- Textauszug
▶

Die "Taazirat"-Vorschriften (vom Richter verhängte Strafen), Strafnormen, die nicht auf religiösen Quellen beruhen, bezwecken in erster Linie den Schutz des Staates und seiner Institutionen. Während für Hudud- und Qesas-Straftaten das Strafmaß vorgeschrieben ist, hat der Richter bei Taazirat-Vorschriften einen gewissen Ermessensspielraum (AA 9.12.2015).
Bei Delikten, die im krassen Widerspruch zu islamischen Grundsätzen stehen, können jederzeit Körperstrafen ausgesprochen und auch exekutiert werden. Bereits der Besitz geringer Mengen von Alkohol kann zur Verurteilung zu Peitschenhieben führen (eine zweistellige Zahl an Peitschenhieben ist dabei durchaus realistisch). Es kann auch nicht ausgeschlossen werden, dass Personen zu Peitschenhieben verurteilt werden, die selbst Alkohol weder besessen noch konsumiert haben, u.U. ist bereits die bloße Anwesenheit bei einer Veranstaltung, bei der Alkohol konsumiert wird, für die Betroffenen gefährlich. So wurden etwa im Mai 2016 mehr als 30 Studenten wegen Teilnahme an einer Party mit Alkohol und Tanz zu je 99 Peitschenhieben verurteilt. Die häufigsten Fälle, für welche die Strafe der Auspeitschung durchgeführt wird, sind illegitime Beziehungen, außerehelicher Geschlechtsverkehr, Teilnahme an gemischtgeschlechtlichen Veranstaltungen, Drogendelikte und Vergehen gegen die öffentliche Sicherheit. Auch Auspeitschungen wer-den zum Teil öffentlich vollstreckt. Berichten zufolge werden auch die Strafen der Amputation (z.B. von Fingern bei Diebstahl) und der Blendung noch angewandt - auf die Anwendung letzterer kann die/der ursprünglich Verletzte jedoch gegen Erhalt eines Abstandsgeldes verzichten (ÖB Teheran 10.2016).

◀

- Aufgabe
Zähle alle Fälle auf, die der Textauszug als die häufigsten nennt, in denen eine Auspeitschung vollstreckt wird.

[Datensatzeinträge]
▶

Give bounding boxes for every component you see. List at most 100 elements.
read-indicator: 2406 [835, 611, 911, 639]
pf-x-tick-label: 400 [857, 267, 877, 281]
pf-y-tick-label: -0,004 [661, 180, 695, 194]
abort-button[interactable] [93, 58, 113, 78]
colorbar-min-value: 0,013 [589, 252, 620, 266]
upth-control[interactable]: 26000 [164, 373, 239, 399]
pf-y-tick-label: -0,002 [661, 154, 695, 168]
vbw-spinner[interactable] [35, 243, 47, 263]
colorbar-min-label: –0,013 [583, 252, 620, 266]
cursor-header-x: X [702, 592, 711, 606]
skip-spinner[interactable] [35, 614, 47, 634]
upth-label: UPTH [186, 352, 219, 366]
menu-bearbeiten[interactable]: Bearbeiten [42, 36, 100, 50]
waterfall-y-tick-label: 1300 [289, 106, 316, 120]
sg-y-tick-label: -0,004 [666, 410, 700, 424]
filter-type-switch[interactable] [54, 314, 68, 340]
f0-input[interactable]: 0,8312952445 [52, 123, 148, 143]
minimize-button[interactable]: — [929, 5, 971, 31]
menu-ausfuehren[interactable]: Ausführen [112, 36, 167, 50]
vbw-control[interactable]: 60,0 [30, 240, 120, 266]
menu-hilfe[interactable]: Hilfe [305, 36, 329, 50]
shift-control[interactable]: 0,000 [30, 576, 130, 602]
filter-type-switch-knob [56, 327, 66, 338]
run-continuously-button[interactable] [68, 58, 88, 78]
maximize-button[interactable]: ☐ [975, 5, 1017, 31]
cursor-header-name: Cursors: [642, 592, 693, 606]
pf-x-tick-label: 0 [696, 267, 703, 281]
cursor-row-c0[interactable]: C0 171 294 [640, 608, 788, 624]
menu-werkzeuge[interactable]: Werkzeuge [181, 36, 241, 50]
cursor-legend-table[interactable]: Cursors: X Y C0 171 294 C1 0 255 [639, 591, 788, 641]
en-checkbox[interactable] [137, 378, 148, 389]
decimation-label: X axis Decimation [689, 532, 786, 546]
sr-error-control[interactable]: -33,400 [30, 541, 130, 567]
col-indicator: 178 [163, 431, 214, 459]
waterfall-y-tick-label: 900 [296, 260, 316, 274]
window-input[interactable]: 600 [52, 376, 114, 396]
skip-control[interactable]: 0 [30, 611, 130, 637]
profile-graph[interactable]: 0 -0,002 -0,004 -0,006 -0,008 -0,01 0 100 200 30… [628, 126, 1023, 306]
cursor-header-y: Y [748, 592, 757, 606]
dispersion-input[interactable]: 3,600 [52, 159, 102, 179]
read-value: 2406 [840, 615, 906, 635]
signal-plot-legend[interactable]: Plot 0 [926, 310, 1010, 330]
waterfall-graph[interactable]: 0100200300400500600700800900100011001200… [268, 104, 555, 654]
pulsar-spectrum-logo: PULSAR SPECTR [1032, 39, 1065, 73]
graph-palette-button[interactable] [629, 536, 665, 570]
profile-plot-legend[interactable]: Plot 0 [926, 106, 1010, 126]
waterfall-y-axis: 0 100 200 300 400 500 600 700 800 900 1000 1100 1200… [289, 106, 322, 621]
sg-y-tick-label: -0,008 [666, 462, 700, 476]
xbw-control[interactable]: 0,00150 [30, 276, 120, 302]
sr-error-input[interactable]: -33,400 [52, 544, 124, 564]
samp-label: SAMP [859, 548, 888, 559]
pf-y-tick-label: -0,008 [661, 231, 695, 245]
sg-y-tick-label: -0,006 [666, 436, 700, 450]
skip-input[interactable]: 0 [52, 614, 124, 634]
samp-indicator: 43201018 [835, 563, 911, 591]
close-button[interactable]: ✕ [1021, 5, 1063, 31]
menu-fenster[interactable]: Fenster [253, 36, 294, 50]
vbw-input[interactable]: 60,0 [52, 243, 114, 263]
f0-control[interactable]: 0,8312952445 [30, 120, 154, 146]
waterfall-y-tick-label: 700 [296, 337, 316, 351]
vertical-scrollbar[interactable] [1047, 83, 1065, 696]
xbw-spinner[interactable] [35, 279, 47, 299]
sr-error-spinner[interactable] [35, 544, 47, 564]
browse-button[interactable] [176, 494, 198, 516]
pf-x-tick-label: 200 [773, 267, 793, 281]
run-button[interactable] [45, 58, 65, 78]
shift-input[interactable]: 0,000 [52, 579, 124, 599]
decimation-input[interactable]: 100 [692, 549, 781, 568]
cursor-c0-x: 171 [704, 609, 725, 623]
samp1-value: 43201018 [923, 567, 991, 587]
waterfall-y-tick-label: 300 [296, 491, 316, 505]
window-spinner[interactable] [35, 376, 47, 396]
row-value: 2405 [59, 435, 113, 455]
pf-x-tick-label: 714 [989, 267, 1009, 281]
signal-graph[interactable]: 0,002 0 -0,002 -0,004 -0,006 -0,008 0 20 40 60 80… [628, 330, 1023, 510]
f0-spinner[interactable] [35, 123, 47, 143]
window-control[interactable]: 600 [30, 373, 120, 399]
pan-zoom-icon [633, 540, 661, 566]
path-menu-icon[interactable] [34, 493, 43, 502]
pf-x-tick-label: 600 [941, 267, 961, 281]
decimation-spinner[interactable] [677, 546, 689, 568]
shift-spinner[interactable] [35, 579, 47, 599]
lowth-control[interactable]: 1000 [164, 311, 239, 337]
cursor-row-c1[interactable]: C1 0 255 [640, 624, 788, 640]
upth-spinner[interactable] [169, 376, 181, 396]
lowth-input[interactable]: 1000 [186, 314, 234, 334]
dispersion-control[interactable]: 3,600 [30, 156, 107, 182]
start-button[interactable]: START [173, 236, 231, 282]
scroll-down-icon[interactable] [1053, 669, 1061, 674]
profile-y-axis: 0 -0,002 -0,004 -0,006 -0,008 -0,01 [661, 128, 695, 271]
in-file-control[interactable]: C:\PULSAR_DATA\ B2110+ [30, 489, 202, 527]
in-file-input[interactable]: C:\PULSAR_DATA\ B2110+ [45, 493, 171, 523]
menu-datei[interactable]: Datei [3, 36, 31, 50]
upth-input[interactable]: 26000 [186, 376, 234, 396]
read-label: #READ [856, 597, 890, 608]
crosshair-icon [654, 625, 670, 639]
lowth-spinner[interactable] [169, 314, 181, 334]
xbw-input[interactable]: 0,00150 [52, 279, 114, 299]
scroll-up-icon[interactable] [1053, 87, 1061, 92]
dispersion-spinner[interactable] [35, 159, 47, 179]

◀

- Ergebnis
- illegitime Beziehungen
- außerehelicher Geschlechtsverkehr
- Teilnahme an gemischtgeschlechtlichen Veranstaltungen
- Drogendelikte
- Vergehen gegen die öffentliche Sicherheit